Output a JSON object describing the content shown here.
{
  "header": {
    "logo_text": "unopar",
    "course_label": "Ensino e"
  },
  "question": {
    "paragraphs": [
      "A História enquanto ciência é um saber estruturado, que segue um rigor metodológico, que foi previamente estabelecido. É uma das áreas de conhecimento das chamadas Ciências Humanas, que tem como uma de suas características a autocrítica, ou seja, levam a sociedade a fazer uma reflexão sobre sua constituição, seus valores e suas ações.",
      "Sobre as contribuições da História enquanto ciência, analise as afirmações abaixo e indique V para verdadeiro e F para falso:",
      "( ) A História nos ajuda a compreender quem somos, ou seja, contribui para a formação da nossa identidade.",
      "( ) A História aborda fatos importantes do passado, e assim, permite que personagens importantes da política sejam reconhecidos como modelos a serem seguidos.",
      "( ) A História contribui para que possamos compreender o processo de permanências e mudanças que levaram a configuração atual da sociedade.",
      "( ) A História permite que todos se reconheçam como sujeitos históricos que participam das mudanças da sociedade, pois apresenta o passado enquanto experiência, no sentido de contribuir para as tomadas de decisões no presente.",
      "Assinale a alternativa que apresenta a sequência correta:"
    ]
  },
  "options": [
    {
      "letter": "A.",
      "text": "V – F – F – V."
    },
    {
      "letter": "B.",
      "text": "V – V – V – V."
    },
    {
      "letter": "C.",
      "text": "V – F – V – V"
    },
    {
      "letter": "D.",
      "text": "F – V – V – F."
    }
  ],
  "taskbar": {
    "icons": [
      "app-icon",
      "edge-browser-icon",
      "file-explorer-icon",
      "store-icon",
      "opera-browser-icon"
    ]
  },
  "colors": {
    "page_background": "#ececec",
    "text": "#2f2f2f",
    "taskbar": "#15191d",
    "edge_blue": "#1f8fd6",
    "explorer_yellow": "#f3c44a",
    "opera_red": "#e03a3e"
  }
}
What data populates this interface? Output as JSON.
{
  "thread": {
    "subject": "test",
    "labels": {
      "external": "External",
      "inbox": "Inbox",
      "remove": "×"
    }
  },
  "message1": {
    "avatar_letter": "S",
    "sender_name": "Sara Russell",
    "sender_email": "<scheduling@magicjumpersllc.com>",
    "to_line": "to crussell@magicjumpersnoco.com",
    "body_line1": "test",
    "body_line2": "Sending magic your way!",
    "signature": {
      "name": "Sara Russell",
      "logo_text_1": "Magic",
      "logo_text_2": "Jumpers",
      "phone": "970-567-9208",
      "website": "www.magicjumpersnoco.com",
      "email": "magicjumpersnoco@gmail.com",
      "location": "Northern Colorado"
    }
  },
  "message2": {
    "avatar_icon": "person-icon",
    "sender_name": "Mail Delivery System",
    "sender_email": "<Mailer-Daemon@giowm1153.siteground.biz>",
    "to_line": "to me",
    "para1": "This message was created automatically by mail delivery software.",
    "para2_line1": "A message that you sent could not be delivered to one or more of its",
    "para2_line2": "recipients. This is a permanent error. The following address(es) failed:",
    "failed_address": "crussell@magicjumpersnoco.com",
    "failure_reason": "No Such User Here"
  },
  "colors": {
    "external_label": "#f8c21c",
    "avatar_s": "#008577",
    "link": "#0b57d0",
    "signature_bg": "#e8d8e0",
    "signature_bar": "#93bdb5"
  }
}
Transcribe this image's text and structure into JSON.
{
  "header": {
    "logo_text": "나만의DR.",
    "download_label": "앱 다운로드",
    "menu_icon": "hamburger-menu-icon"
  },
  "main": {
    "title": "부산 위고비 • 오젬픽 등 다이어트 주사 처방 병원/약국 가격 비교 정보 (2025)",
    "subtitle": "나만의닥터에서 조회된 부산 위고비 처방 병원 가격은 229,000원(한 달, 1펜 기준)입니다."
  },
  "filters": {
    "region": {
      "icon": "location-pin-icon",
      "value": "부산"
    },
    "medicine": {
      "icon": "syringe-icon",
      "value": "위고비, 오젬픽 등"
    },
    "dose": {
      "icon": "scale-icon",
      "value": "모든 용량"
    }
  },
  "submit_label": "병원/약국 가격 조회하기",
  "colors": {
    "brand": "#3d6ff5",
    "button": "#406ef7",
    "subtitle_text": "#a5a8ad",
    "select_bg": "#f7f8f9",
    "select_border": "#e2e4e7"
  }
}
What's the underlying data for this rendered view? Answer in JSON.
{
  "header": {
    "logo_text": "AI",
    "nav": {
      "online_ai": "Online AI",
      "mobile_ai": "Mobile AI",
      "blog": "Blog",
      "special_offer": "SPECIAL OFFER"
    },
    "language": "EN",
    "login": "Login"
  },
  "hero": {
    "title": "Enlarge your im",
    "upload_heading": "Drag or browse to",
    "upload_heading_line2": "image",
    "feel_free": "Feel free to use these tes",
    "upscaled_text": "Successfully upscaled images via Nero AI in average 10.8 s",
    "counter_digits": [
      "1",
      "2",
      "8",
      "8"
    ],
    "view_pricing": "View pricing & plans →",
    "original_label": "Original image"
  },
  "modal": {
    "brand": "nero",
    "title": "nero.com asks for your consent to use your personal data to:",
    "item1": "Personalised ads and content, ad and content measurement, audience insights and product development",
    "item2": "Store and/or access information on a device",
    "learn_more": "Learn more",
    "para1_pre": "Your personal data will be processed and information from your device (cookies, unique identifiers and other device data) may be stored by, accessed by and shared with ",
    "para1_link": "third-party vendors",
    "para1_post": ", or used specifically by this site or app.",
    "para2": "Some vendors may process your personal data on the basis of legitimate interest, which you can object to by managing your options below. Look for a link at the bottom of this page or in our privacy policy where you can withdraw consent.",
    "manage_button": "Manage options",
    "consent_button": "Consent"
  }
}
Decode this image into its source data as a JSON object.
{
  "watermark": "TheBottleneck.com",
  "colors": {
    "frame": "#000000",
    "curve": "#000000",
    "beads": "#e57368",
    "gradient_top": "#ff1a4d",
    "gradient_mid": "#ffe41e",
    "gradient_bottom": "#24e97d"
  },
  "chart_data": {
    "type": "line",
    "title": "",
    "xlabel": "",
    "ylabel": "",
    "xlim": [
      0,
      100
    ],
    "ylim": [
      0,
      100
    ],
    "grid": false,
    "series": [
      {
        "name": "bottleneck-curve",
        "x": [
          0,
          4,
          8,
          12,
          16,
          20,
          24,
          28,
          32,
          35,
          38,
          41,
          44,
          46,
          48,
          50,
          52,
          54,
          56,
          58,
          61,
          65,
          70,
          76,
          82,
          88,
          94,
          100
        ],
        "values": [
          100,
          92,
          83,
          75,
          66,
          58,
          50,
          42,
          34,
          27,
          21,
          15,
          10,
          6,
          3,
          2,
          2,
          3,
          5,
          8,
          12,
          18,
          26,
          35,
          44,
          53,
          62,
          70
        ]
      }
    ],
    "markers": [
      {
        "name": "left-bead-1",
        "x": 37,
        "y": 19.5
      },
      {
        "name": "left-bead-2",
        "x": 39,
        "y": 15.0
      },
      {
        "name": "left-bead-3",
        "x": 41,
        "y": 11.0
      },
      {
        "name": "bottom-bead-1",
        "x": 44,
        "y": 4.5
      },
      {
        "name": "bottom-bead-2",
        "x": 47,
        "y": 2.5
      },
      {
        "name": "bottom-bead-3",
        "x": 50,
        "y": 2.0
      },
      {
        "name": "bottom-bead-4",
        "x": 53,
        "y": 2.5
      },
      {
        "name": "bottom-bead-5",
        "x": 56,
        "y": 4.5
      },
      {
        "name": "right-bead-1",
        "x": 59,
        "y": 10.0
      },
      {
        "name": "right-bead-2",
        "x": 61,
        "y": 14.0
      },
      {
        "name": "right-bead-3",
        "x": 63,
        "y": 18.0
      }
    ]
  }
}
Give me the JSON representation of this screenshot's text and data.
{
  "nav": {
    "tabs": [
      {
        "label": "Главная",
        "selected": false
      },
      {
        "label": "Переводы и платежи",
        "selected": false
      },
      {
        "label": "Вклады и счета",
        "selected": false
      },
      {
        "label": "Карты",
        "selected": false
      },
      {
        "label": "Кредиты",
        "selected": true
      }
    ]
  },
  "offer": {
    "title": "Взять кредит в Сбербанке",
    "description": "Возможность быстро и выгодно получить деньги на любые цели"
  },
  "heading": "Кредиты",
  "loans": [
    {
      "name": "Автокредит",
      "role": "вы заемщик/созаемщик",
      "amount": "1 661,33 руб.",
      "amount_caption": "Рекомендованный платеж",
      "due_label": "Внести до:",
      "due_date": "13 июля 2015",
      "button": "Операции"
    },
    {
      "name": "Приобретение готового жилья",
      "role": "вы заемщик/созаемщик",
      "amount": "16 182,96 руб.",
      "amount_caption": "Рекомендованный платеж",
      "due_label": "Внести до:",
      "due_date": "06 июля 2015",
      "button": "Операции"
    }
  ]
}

+++

**Exercise description**
Check each line of the records for the word "июля", and show the lines that contain it.

**Solution to this task**
      "due_date": "13 июля 2015",
      "due_date": "06 июля 2015",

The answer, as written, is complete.